MATERIAL TO PROCESS:
%%
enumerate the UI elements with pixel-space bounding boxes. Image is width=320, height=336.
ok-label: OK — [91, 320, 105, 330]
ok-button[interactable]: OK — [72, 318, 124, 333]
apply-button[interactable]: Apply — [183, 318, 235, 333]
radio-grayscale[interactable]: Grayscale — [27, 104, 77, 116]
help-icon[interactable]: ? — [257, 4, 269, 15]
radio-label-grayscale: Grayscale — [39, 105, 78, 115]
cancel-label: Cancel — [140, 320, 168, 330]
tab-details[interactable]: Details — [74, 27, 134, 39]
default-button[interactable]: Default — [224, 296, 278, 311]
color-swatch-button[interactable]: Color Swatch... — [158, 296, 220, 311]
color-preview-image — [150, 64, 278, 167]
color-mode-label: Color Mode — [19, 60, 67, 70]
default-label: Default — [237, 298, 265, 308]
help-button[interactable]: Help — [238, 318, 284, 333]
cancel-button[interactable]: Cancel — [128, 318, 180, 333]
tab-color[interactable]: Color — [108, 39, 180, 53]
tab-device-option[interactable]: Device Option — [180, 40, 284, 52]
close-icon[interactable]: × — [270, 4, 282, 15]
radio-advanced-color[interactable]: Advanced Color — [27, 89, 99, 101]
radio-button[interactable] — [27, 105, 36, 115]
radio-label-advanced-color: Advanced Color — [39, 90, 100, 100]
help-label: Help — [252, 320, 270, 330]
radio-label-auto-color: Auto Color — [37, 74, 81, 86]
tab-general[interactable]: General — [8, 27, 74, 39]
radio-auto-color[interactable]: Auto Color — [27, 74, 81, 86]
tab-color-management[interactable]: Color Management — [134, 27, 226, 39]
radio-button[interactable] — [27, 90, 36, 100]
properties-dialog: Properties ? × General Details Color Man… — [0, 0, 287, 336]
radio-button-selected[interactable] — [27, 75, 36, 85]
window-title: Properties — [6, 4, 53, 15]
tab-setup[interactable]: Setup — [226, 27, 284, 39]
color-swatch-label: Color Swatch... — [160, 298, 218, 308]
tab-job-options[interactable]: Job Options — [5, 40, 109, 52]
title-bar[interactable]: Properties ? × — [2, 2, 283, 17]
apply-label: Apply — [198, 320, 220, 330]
%%
%%
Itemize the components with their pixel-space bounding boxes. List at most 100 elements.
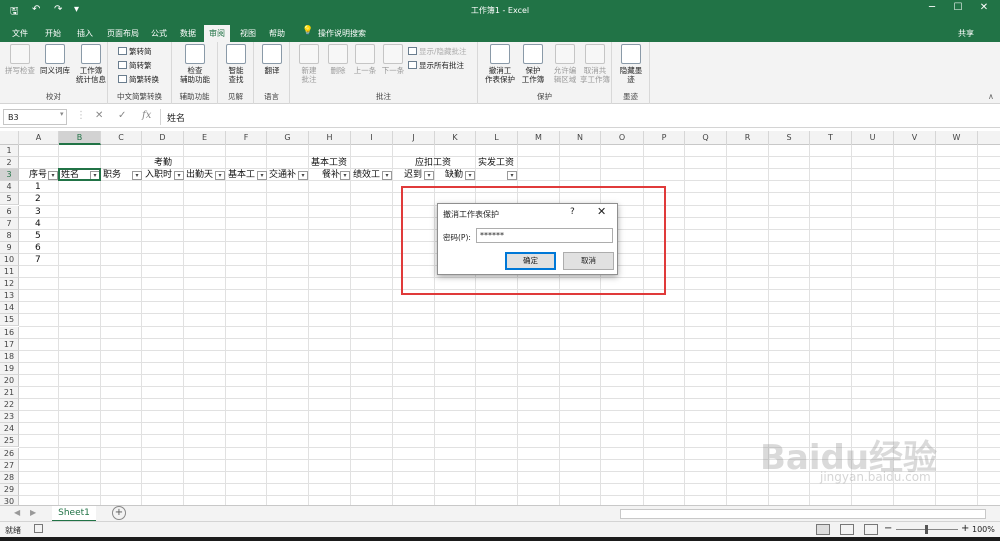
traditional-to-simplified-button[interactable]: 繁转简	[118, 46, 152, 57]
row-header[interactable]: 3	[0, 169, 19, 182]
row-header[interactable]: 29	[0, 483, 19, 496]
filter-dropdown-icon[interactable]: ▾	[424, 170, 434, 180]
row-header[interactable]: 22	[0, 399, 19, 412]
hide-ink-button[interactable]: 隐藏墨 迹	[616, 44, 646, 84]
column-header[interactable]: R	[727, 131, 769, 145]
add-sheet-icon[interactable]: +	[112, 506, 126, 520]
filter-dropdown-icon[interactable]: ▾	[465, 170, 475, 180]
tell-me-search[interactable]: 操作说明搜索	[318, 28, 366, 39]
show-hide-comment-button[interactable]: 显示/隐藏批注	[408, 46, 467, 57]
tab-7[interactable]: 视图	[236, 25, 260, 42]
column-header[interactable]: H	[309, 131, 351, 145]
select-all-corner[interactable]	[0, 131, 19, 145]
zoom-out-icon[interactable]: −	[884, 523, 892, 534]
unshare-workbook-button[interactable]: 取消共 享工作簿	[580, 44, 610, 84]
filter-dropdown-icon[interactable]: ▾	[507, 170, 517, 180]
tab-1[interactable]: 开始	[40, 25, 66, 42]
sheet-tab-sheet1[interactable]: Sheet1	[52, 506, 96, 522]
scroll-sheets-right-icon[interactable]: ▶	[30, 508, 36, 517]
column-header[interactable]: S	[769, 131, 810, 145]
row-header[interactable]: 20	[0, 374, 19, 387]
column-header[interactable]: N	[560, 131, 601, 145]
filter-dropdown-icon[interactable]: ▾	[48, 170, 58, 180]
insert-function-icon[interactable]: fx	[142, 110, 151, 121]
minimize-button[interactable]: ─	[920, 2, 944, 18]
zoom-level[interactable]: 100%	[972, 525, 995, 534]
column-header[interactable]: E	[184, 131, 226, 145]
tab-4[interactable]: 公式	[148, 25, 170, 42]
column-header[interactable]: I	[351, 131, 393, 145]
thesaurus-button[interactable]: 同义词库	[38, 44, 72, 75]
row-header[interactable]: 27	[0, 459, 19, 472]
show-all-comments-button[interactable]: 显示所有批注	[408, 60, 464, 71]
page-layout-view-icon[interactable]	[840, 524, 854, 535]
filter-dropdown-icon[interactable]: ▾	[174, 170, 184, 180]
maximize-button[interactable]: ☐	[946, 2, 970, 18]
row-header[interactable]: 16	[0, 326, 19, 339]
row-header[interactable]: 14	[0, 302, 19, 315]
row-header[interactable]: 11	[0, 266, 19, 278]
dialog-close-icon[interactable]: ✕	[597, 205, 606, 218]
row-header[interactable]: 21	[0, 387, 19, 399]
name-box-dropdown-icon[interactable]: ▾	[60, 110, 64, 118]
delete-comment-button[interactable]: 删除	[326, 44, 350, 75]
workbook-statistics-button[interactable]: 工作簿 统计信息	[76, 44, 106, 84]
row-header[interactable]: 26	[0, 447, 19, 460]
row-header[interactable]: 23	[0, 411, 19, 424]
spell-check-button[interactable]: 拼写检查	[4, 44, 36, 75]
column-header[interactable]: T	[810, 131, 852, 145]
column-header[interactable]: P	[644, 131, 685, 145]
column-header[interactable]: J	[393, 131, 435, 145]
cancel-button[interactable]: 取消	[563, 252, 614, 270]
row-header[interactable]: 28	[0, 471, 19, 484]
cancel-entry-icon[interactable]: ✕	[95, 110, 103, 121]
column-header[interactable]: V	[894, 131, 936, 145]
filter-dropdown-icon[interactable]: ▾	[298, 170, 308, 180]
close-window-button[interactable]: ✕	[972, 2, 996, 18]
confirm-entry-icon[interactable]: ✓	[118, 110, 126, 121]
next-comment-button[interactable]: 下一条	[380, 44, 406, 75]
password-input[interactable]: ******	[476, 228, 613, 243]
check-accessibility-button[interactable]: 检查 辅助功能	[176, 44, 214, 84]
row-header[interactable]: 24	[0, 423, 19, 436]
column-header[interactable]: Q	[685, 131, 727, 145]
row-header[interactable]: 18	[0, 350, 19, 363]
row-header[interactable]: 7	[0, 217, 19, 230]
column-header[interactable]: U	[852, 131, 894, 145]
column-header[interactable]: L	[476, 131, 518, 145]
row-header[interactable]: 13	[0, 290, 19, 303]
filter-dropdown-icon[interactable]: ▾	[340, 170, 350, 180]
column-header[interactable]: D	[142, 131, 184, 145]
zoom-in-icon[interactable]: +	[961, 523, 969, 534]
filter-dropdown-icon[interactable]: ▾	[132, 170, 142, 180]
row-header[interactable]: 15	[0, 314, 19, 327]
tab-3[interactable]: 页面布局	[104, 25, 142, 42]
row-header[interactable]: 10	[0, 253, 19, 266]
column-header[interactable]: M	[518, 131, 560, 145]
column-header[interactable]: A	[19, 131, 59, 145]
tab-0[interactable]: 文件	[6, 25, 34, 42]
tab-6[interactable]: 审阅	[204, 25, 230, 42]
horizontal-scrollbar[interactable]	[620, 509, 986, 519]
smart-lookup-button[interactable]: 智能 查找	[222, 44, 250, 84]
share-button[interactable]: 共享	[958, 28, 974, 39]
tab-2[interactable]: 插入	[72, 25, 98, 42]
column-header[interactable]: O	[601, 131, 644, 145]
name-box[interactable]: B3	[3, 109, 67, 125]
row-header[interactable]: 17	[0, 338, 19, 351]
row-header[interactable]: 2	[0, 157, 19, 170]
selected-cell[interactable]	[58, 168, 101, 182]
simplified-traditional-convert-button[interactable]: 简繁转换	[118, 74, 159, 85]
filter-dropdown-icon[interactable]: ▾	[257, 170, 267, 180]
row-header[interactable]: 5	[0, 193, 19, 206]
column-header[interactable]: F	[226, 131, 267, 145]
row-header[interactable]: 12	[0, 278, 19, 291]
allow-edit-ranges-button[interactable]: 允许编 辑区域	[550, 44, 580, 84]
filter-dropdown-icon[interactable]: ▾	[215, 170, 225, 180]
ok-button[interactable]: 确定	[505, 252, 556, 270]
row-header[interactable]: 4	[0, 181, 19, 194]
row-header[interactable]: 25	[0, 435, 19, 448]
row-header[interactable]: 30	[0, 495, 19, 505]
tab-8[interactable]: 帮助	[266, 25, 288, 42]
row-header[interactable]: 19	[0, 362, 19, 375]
%%
Duplicate the part of the entries that opens with the line containing "enumerate the UI" and closes with the line containing "cancel-label: Cancel — [140, 320, 168, 330]", keeping both of those lines.

enumerate the UI elements with pixel-space bounding boxes. Image is width=320, height=336.
ok-label: OK — [91, 320, 105, 330]
ok-button[interactable]: OK — [72, 318, 124, 333]
apply-button[interactable]: Apply — [183, 318, 235, 333]
radio-grayscale[interactable]: Grayscale — [27, 104, 77, 116]
help-icon[interactable]: ? — [257, 4, 269, 15]
radio-label-grayscale: Grayscale — [39, 105, 78, 115]
cancel-label: Cancel — [140, 320, 168, 330]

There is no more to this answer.